(Dataset items)
------------------------------------------------------------

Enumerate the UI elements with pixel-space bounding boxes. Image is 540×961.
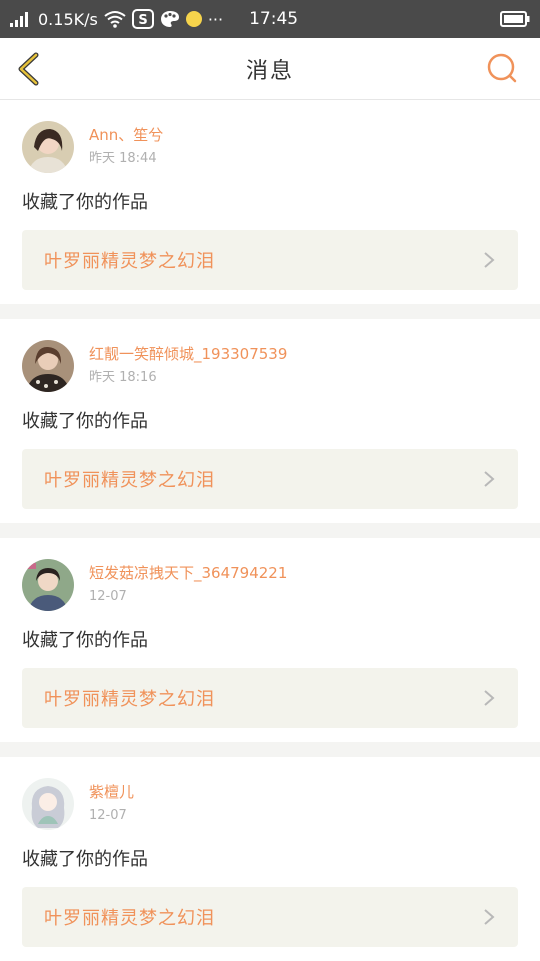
message-text: 收藏了你的作品 bbox=[22, 411, 148, 432]
user-row: 紫檀儿 12-07 bbox=[22, 757, 518, 851]
palette-icon bbox=[160, 10, 180, 28]
yellow-dot-icon bbox=[185, 11, 202, 27]
work-title: 叶罗丽精灵梦之幻泪 bbox=[44, 251, 215, 272]
status-right bbox=[500, 11, 530, 27]
message-time: 昨天 18:16 bbox=[89, 370, 157, 385]
wifi-icon bbox=[104, 10, 126, 28]
work-title: 叶罗丽精灵梦之幻泪 bbox=[44, 908, 215, 929]
message-card: Ann、笙兮 昨天 18:44 收藏了你的作品 叶罗丽精灵梦之幻泪 bbox=[0, 100, 540, 304]
work-link[interactable]: 叶罗丽精灵梦之幻泪 bbox=[22, 887, 518, 947]
back-button[interactable] bbox=[14, 52, 48, 86]
work-title: 叶罗丽精灵梦之幻泪 bbox=[44, 470, 215, 491]
message-time: 12-07 bbox=[89, 589, 127, 604]
work-link[interactable]: 叶罗丽精灵梦之幻泪 bbox=[22, 668, 518, 728]
page-title: 消息 bbox=[245, 58, 294, 84]
net-speed: 0.15K/s bbox=[38, 9, 98, 29]
message-card: 紫檀儿 12-07 收藏了你的作品 叶罗丽精灵梦之幻泪 bbox=[0, 757, 540, 961]
message-card: 红靓一笑醉倾城_193307539 昨天 18:16 收藏了你的作品 叶罗丽精灵… bbox=[0, 319, 540, 523]
status-left: 0.15K/s S ··· 17:45 bbox=[10, 9, 298, 29]
status-bar: 0.15K/s S ··· 17:45 bbox=[0, 0, 540, 38]
avatar[interactable] bbox=[22, 121, 74, 173]
user-info: 紫檀儿 12-07 bbox=[89, 781, 134, 827]
message-time: 12-07 bbox=[89, 808, 127, 823]
page-header: 消息 bbox=[0, 38, 540, 100]
notification-more: ··· bbox=[207, 9, 224, 29]
message-time: 昨天 18:44 bbox=[89, 151, 157, 166]
work-link[interactable]: 叶罗丽精灵梦之幻泪 bbox=[22, 449, 518, 509]
avatar[interactable] bbox=[22, 340, 74, 392]
avatar[interactable] bbox=[22, 778, 74, 830]
user-row: 短发菇凉拽天下_364794221 12-07 bbox=[22, 538, 518, 632]
status-time: 17:45 bbox=[249, 9, 299, 29]
work-link[interactable]: 叶罗丽精灵梦之幻泪 bbox=[22, 230, 518, 290]
message-text: 收藏了你的作品 bbox=[22, 849, 148, 870]
user-row: 红靓一笑醉倾城_193307539 昨天 18:16 bbox=[22, 319, 518, 413]
chevron-right-icon bbox=[484, 690, 495, 706]
s-app-icon: S bbox=[131, 9, 154, 29]
message-text: 收藏了你的作品 bbox=[22, 192, 148, 213]
chevron-right-icon bbox=[484, 471, 495, 487]
message-text: 收藏了你的作品 bbox=[22, 630, 148, 651]
signal-icon bbox=[10, 11, 32, 27]
chevron-right-icon bbox=[484, 252, 495, 268]
user-info: 红靓一笑醉倾城_193307539 昨天 18:16 bbox=[89, 343, 287, 389]
avatar[interactable] bbox=[22, 559, 74, 611]
battery-icon bbox=[500, 11, 530, 27]
user-name[interactable]: 紫檀儿 bbox=[89, 781, 134, 803]
search-icon bbox=[487, 53, 517, 83]
user-info: 短发菇凉拽天下_364794221 12-07 bbox=[89, 562, 287, 608]
message-card: 短发菇凉拽天下_364794221 12-07 收藏了你的作品 叶罗丽精灵梦之幻… bbox=[0, 538, 540, 742]
message-list: Ann、笙兮 昨天 18:44 收藏了你的作品 叶罗丽精灵梦之幻泪 红靓一笑醉倾… bbox=[0, 100, 540, 961]
user-info: Ann、笙兮 昨天 18:44 bbox=[89, 124, 163, 170]
user-name[interactable]: 短发菇凉拽天下_364794221 bbox=[89, 562, 287, 584]
user-row: Ann、笙兮 昨天 18:44 bbox=[22, 100, 518, 194]
user-name[interactable]: 红靓一笑醉倾城_193307539 bbox=[89, 343, 287, 365]
svg-text:S: S bbox=[138, 13, 147, 28]
user-name[interactable]: Ann、笙兮 bbox=[89, 124, 163, 146]
work-title: 叶罗丽精灵梦之幻泪 bbox=[44, 689, 215, 710]
search-button[interactable] bbox=[486, 52, 518, 84]
chevron-right-icon bbox=[484, 909, 495, 925]
chevron-left-icon bbox=[18, 52, 39, 86]
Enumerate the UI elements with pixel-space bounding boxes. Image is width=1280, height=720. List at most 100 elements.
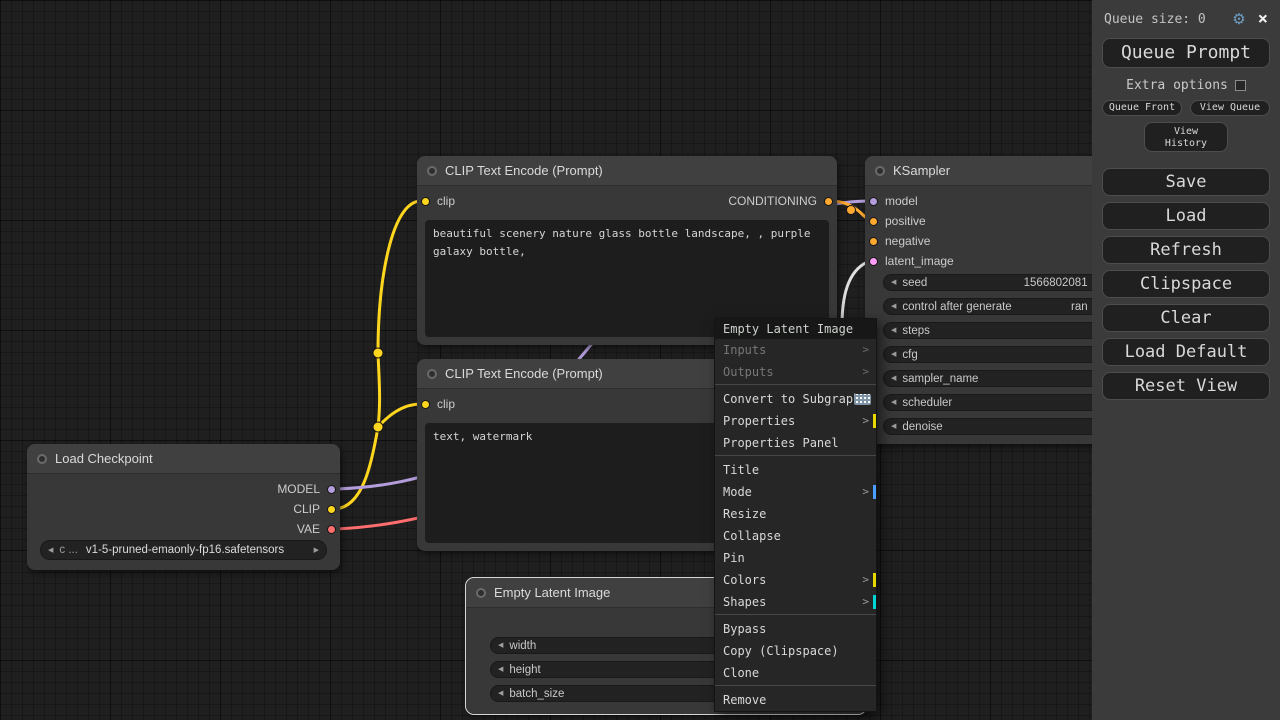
collapse-dot[interactable]: [875, 165, 885, 176]
collapse-dot[interactable]: [37, 453, 47, 464]
graph-canvas[interactable]: CLIP Text Encode (Prompt) clip CONDITION…: [0, 0, 1280, 720]
menu-item-colors[interactable]: Colors: [715, 569, 876, 591]
next-arrow-icon[interactable]: [314, 547, 319, 554]
close-icon[interactable]: [1258, 11, 1268, 28]
input-port-negative[interactable]: [869, 236, 878, 246]
widget-cfg[interactable]: cfg: [883, 346, 1107, 363]
view-history-button[interactable]: View History: [1144, 122, 1228, 152]
output-row-clip: CLIP: [286, 501, 336, 517]
widget-steps[interactable]: steps: [883, 322, 1107, 339]
prev-arrow-icon[interactable]: [48, 547, 53, 554]
port-label: negative: [885, 234, 931, 248]
menu-item-pin[interactable]: Pin: [715, 547, 876, 569]
collapse-dot[interactable]: [427, 165, 437, 176]
node-title: CLIP Text Encode (Prompt): [445, 163, 603, 178]
node-load-checkpoint[interactable]: Load Checkpoint MODEL CLIP VAE c ... v1-…: [27, 444, 340, 570]
wire-junction-dot[interactable]: [372, 347, 384, 359]
input-port-model[interactable]: [869, 196, 878, 206]
subgraph-badge-icon: [854, 394, 871, 405]
menu-item-label: Colors: [723, 573, 767, 587]
decrement-arrow-icon[interactable]: [891, 351, 896, 358]
widget-seed[interactable]: seed 1566802081: [883, 274, 1107, 291]
wire-clip: [334, 425, 380, 511]
accent-bar: [873, 573, 876, 587]
node-header[interactable]: KSampler: [865, 156, 1125, 186]
decrement-arrow-icon[interactable]: [891, 423, 896, 430]
input-port-clip[interactable]: [421, 399, 430, 409]
reset-view-button[interactable]: Reset View: [1102, 372, 1270, 400]
port-label: CLIP: [293, 502, 320, 516]
settings-gear-icon[interactable]: [1232, 12, 1245, 27]
widget-sampler-name[interactable]: sampler_name: [883, 370, 1107, 387]
node-header[interactable]: CLIP Text Encode (Prompt): [417, 156, 837, 186]
decrement-arrow-icon[interactable]: [891, 279, 896, 286]
output-port-clip[interactable]: [327, 504, 336, 514]
menu-item-title[interactable]: Title: [715, 459, 876, 481]
load-button[interactable]: Load: [1102, 202, 1270, 230]
menu-item-properties[interactable]: Properties: [715, 410, 876, 432]
decrement-arrow-icon[interactable]: [891, 375, 896, 382]
widget-label: cfg: [902, 348, 918, 361]
submenu-arrow-icon: [862, 481, 869, 503]
output-port-model[interactable]: [327, 484, 336, 494]
decrement-arrow-icon[interactable]: [498, 690, 503, 697]
widget-denoise[interactable]: denoise: [883, 418, 1107, 435]
load-default-button[interactable]: Load Default: [1102, 338, 1270, 366]
menu-item-convert-to-subgraph[interactable]: Convert to Subgraph: [715, 388, 876, 410]
collapse-dot[interactable]: [476, 587, 486, 598]
wire-junction-dot[interactable]: [372, 421, 384, 433]
menu-item-collapse[interactable]: Collapse: [715, 525, 876, 547]
decrement-arrow-icon[interactable]: [891, 327, 896, 334]
widget-label: steps: [902, 324, 930, 337]
view-queue-button[interactable]: View Queue: [1190, 100, 1270, 116]
widget-value: 1566802081: [1023, 276, 1088, 289]
decrement-arrow-icon[interactable]: [498, 642, 503, 649]
node-title: Empty Latent Image: [494, 585, 611, 600]
output-port-vae[interactable]: [327, 524, 336, 534]
queue-size-row: Queue size: 0: [1092, 8, 1280, 30]
menu-item-inputs: Inputs: [715, 339, 876, 361]
widget-label: control after generate: [902, 300, 1012, 313]
output-port-conditioning[interactable]: [824, 196, 833, 206]
menu-item-remove[interactable]: Remove: [715, 689, 876, 711]
menu-item-properties-panel[interactable]: Properties Panel: [715, 432, 876, 454]
clear-button[interactable]: Clear: [1102, 304, 1270, 332]
queue-prompt-button[interactable]: Queue Prompt: [1102, 38, 1270, 68]
menu-item-bypass[interactable]: Bypass: [715, 618, 876, 640]
decrement-arrow-icon[interactable]: [891, 303, 896, 310]
submenu-arrow-icon: [862, 410, 869, 432]
node-clip-text-encode-1[interactable]: CLIP Text Encode (Prompt) clip CONDITION…: [417, 156, 837, 345]
node-ksampler[interactable]: KSampler model positive negative latent_…: [865, 156, 1125, 444]
queue-front-button[interactable]: Queue Front: [1102, 100, 1182, 116]
input-port-positive[interactable]: [869, 216, 878, 226]
input-port-latent-image[interactable]: [869, 256, 878, 266]
extra-options-checkbox[interactable]: [1234, 79, 1246, 91]
refresh-button[interactable]: Refresh: [1102, 236, 1270, 264]
extra-options-row: Extra options: [1092, 75, 1280, 95]
menu-item-clone[interactable]: Clone: [715, 662, 876, 684]
save-button[interactable]: Save: [1102, 168, 1270, 196]
queue-size-label: Queue size: 0: [1104, 11, 1206, 27]
decrement-arrow-icon[interactable]: [891, 399, 896, 406]
node-title: Load Checkpoint: [55, 451, 153, 466]
port-label: CONDITIONING: [728, 194, 817, 208]
input-port-clip[interactable]: [421, 196, 430, 206]
wire-junction-dot[interactable]: [846, 205, 856, 215]
collapse-dot[interactable]: [427, 368, 437, 379]
wire-clip: [376, 199, 422, 354]
menu-item-label: Copy (Clipspace): [723, 644, 839, 658]
widget-label: c ...: [59, 544, 78, 556]
node-header[interactable]: Load Checkpoint: [27, 444, 340, 474]
widget-scheduler[interactable]: scheduler: [883, 394, 1107, 411]
widget-ckpt-name[interactable]: c ... v1-5-pruned-emaonly-fp16.safetenso…: [40, 540, 327, 560]
clipspace-button[interactable]: Clipspace: [1102, 270, 1270, 298]
menu-item-copy-clipspace[interactable]: Copy (Clipspace): [715, 640, 876, 662]
menu-item-shapes[interactable]: Shapes: [715, 591, 876, 613]
menu-item-resize[interactable]: Resize: [715, 503, 876, 525]
decrement-arrow-icon[interactable]: [498, 666, 503, 673]
menu-item-mode[interactable]: Mode: [715, 481, 876, 503]
wire-clip: [376, 402, 422, 429]
widget-control-after-generate[interactable]: control after generate ran: [883, 298, 1107, 315]
node-title: CLIP Text Encode (Prompt): [445, 366, 603, 381]
menu-item-label: Collapse: [723, 529, 781, 543]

------------------------------------------------------------

__REQUIREMENTS__:
Convert the data into a Markdown table with the columns No. and Entry, starting at the line that contains "collapse-dot[interactable]: [875, 165, 885, 176]" and stopping after the line that contains "menu-item-pin[interactable]: Pin: [715, 547, 876, 569]". Number each line under No., put its text under Entry, and omit blank lines.

__THE ANSWER__:
| No. | Entry |
|---|---|
| 1 | collapse-dot[interactable]: [875, 165, 885, 176] |
| 2 | collapse-dot[interactable]: [37, 453, 47, 464] |
| 3 | graph-canvas[interactable]: CLIP Text Encode (Prompt) clip CONDITION…: [0, 0, 1280, 720] |
| 4 | menu-item-colors[interactable]: Colors: [715, 569, 876, 591] |
| 5 | next-arrow-icon[interactable]: [314, 547, 319, 554] |
| 6 | close-icon[interactable]: [1258, 11, 1268, 28] |
| 7 | input-port-negative[interactable]: [869, 236, 878, 246] |
| 8 | widget-cfg[interactable]: cfg: [883, 346, 1107, 363] |
| 9 | view-history-button[interactable]: View History: [1144, 122, 1228, 152] |
| 10 | output-row-clip: CLIP: [286, 501, 336, 517] |
| 11 | widget-steps[interactable]: steps: [883, 322, 1107, 339] |
| 12 | prev-arrow-icon[interactable]: [48, 547, 53, 554] |
| 13 | port-label: negative: [885, 234, 931, 248] |
| 14 | menu-item-pin[interactable]: Pin: [715, 547, 876, 569] |